It might be better to put xprt->recv_lock in the same cacheline as xprt->recv.

The rpcrdma_reply_handler changes look correct.

I'll carve out some time tomorrow or Friday to try these out.


> 	u32			xid;		/* Next XID value to use */
> 	struct rpc_task *	snd_task;	/* Task blocked in send */
> 	struct svc_xprt		*bc_xprt;	/* NFSv4.1 backchannel */
> diff --git a/net/sunrpc/xprt.c b/net/sunrpc/xprt.c
> index 3eb9ec16eec4..2af189c5ac3e 100644
> --- a/net/sunrpc/xprt.c
> +++ b/net/sunrpc/xprt.c
> @@ -872,17 +872,17 @@ void xprt_unpin_rqst(struct rpc_rqst *req)
> }
> 
> static void xprt_wait_on_pinned_rqst(struct rpc_rqst *req)
> -__must_hold(&req->rq_xprt->transport_lock)
> +__must_hold(&req->rq_xprt->recv_lock)

→ **Extracted information**
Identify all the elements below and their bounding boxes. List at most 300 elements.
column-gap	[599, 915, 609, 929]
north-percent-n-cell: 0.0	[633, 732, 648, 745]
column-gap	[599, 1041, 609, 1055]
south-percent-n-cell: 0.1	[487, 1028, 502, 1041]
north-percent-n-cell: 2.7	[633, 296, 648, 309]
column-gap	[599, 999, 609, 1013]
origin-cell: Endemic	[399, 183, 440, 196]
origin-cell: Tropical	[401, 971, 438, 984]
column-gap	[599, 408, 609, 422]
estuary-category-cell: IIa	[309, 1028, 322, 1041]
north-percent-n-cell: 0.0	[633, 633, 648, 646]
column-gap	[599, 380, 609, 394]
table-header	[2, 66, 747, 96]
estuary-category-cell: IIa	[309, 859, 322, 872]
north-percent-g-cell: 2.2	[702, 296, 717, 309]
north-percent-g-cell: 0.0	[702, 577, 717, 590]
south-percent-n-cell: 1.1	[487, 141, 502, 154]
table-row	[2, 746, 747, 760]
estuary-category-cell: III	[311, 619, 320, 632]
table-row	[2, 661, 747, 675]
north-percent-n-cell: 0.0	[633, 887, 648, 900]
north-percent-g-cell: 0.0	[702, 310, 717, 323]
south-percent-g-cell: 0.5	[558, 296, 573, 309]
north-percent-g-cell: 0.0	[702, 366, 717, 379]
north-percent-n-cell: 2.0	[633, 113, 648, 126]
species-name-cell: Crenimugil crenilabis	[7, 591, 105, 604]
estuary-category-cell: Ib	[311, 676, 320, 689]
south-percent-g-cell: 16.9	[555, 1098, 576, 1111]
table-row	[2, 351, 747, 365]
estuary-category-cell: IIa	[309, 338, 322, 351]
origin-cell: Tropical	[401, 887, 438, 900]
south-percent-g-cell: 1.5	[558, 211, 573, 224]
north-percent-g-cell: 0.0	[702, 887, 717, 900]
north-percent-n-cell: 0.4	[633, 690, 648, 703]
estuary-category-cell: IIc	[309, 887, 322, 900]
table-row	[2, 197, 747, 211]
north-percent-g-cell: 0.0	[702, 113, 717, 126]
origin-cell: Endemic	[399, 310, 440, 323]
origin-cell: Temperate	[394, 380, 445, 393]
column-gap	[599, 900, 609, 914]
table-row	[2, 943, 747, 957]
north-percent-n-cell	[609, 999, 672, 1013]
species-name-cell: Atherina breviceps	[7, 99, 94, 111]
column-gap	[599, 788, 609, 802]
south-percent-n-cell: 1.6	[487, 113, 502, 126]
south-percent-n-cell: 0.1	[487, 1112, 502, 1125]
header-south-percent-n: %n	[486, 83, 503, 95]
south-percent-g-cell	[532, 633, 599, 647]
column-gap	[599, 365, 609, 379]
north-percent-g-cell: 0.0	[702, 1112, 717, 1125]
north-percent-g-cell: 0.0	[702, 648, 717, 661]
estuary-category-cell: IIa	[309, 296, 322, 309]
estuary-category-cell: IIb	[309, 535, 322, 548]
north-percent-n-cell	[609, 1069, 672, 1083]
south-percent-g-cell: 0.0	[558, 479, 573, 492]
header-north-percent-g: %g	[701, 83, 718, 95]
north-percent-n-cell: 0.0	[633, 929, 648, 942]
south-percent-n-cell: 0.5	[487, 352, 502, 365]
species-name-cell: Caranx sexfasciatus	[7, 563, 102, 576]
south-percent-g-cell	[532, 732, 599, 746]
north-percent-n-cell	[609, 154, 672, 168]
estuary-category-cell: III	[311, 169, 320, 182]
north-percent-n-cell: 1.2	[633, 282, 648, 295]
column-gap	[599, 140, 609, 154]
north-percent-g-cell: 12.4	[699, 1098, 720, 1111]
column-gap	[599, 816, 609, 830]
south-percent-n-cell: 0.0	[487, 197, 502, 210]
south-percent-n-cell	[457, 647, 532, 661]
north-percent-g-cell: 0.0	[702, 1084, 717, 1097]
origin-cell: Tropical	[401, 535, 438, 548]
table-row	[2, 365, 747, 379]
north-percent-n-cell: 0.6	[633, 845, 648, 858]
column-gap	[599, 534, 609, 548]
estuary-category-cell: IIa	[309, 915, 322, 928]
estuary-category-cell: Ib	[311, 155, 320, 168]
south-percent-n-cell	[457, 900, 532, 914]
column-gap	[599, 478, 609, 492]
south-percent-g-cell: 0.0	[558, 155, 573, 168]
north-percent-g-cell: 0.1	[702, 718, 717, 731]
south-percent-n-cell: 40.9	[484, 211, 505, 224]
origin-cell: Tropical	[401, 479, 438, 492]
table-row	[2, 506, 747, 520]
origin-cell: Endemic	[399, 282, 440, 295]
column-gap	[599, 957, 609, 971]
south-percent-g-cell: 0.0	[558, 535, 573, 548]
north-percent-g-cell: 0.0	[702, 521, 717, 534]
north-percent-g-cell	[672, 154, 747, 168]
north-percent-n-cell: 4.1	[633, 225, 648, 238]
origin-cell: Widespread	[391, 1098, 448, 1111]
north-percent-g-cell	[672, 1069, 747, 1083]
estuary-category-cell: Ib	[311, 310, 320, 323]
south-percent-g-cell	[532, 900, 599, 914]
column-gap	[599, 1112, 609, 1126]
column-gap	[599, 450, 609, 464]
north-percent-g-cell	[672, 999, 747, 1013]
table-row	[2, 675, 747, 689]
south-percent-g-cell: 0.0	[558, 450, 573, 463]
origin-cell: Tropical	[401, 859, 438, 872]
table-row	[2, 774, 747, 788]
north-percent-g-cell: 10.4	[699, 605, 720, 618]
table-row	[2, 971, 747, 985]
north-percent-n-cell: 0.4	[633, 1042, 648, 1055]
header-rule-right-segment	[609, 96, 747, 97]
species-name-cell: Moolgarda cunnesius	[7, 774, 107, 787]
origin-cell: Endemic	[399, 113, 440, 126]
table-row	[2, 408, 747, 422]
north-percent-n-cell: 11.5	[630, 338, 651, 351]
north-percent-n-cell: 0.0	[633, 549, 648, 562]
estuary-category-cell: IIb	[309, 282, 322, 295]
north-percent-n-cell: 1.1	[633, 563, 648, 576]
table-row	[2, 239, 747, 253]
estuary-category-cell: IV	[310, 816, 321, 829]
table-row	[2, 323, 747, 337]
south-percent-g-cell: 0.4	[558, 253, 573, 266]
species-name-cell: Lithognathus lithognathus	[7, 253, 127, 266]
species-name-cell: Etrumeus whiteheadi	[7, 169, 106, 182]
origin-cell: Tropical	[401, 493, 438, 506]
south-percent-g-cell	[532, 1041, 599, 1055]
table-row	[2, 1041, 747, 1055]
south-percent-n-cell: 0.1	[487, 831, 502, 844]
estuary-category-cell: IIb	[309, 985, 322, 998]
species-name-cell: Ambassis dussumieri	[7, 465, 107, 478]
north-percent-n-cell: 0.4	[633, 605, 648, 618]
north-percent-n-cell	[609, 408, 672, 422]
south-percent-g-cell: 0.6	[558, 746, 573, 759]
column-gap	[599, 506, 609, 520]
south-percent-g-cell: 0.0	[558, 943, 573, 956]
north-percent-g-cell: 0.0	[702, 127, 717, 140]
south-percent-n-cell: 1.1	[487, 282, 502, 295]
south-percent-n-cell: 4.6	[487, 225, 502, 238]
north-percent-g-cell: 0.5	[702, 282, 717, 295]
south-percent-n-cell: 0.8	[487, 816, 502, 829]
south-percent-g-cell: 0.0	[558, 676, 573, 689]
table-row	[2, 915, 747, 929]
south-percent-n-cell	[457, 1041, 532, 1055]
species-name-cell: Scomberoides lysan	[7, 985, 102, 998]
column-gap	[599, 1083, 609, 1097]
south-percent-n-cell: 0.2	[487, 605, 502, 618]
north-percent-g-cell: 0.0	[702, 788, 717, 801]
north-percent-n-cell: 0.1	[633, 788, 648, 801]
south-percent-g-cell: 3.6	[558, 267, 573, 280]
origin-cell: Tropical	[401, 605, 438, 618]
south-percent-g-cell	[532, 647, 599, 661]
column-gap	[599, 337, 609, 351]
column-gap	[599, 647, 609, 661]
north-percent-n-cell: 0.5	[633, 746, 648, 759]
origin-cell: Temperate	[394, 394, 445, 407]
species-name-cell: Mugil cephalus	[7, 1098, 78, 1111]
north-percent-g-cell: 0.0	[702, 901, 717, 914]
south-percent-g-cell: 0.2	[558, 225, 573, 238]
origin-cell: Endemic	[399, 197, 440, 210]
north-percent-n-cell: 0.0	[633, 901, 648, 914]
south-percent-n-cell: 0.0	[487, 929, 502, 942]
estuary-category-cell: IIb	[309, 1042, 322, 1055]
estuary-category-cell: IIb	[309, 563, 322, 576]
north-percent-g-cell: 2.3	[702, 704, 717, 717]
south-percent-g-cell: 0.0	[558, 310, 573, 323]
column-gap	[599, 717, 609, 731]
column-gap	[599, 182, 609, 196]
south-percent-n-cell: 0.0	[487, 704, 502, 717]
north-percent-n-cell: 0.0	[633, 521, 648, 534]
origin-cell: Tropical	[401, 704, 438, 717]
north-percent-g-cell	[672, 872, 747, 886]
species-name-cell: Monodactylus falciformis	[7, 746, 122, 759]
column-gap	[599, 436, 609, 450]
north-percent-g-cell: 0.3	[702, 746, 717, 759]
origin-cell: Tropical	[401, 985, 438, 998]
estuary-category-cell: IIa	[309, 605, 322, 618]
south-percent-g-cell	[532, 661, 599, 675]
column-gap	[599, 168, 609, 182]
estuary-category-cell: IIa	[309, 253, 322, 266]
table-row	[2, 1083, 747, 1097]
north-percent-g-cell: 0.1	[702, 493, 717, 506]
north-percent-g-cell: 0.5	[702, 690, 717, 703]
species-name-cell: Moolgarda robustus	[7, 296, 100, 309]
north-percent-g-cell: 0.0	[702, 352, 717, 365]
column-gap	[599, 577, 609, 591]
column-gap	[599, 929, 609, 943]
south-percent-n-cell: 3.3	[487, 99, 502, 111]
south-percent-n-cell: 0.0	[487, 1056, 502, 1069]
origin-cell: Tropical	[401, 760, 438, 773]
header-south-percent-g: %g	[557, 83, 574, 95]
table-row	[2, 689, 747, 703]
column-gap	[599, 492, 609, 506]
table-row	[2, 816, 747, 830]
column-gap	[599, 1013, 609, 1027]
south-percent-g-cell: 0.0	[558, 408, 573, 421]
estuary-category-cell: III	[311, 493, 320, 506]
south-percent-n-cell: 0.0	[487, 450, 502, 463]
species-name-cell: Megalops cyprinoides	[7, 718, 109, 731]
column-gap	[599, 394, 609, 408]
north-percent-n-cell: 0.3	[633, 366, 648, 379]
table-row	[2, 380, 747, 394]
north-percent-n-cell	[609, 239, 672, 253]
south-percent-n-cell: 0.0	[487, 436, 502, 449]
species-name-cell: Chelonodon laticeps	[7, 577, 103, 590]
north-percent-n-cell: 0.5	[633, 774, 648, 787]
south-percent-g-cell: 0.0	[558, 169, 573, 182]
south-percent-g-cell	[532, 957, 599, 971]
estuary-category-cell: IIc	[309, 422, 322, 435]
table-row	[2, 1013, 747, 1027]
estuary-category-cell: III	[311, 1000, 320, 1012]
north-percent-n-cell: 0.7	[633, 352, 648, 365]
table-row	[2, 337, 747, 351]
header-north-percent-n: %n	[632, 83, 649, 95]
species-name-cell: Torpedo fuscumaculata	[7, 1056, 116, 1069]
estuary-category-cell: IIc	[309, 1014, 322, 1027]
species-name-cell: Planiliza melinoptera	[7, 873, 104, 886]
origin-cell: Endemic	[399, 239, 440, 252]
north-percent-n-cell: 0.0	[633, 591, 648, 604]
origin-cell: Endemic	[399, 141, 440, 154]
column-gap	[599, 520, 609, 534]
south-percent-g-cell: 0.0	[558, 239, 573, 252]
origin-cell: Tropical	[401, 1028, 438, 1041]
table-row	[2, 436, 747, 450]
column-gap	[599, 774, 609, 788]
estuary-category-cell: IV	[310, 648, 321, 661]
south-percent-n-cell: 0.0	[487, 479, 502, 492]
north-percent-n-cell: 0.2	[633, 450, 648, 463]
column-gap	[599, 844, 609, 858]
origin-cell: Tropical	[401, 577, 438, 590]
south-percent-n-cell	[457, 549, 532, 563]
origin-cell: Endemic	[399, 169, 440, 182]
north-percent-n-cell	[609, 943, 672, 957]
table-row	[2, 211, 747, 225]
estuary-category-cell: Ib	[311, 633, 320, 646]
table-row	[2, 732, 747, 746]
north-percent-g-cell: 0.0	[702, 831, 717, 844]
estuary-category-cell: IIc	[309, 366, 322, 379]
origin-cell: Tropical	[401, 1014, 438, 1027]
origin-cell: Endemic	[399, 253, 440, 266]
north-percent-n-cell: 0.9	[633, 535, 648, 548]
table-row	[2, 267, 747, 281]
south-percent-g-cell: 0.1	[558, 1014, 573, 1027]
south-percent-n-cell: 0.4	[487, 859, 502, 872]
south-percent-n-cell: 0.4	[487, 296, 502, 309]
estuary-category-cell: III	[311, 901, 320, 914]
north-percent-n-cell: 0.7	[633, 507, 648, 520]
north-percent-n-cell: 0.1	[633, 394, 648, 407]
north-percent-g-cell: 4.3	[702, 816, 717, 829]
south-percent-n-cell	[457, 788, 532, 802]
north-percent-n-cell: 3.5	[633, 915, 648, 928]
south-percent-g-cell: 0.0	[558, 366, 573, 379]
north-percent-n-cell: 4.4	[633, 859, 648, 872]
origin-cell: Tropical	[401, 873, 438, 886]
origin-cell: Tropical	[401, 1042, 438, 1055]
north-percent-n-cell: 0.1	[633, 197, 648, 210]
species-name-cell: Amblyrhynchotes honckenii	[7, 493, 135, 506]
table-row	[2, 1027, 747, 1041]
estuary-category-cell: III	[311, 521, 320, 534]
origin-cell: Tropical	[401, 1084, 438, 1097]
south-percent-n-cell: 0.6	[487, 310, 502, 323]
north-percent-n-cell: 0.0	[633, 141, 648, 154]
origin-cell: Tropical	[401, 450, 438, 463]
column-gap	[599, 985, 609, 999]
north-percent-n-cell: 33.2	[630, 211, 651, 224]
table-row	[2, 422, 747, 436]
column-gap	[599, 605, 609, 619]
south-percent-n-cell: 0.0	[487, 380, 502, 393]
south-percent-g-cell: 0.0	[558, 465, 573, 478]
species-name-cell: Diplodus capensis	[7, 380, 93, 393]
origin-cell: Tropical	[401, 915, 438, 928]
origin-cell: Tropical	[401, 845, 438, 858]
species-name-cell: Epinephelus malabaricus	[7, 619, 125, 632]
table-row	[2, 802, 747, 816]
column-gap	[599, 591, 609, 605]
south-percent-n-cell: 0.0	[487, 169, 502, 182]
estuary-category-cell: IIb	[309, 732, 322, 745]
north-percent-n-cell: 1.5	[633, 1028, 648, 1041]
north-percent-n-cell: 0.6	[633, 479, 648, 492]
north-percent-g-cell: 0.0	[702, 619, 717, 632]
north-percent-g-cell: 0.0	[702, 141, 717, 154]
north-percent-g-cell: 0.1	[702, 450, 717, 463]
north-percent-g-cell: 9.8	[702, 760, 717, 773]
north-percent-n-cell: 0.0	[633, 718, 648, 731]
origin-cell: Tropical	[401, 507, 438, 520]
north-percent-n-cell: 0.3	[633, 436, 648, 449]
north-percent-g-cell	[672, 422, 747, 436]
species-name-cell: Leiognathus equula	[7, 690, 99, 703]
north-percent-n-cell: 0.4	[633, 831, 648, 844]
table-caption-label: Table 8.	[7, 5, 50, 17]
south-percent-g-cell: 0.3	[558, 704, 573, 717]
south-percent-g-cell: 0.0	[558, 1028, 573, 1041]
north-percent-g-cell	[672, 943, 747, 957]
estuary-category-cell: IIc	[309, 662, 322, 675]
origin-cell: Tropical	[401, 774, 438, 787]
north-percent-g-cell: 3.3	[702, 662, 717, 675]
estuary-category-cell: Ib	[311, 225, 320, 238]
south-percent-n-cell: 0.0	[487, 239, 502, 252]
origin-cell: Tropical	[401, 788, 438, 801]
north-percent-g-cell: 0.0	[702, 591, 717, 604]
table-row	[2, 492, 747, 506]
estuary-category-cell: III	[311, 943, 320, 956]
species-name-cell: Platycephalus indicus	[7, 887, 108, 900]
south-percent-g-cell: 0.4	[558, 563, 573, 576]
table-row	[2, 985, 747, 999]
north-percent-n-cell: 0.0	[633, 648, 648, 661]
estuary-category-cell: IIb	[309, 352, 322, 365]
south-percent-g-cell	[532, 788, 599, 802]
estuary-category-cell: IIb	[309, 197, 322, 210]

→ **Short problem**
Continue the email reviewing the sunrpc recv_lock patch from the point where it stops.

→ **Response**
> {
> 	struct rpc_task *task = req->rq_task;
> 	
> 	if (task && test_bit(RPC_TASK_MSG_RECV, &task->tk_runstate)) {
> -		spin_unlock_bh(&req->rq_xprt->transport_lock);
> +		spin_unlock(&req->rq_xprt->recv_lock);
> 		set_bit(RPC_TASK_MSG_RECV_WAIT, &task->tk_runstate);
> 		wait_on_bit(&task->tk_runstate, RPC_TASK_MSG_RECV,
> 				TASK_UNINTERRUPTIBLE);
> 		clear_bit(RPC_TASK_MSG_RECV_WAIT, &task->tk_runstate);
> -		spin_lock_bh(&req->rq_xprt->transport_lock);
> +		spin_lock(&req->rq_xprt->recv_lock);
> 	}
> }
> 
> @@ -1008,13 +1008,13 @@ void xprt_transmit(struct rpc_task *task)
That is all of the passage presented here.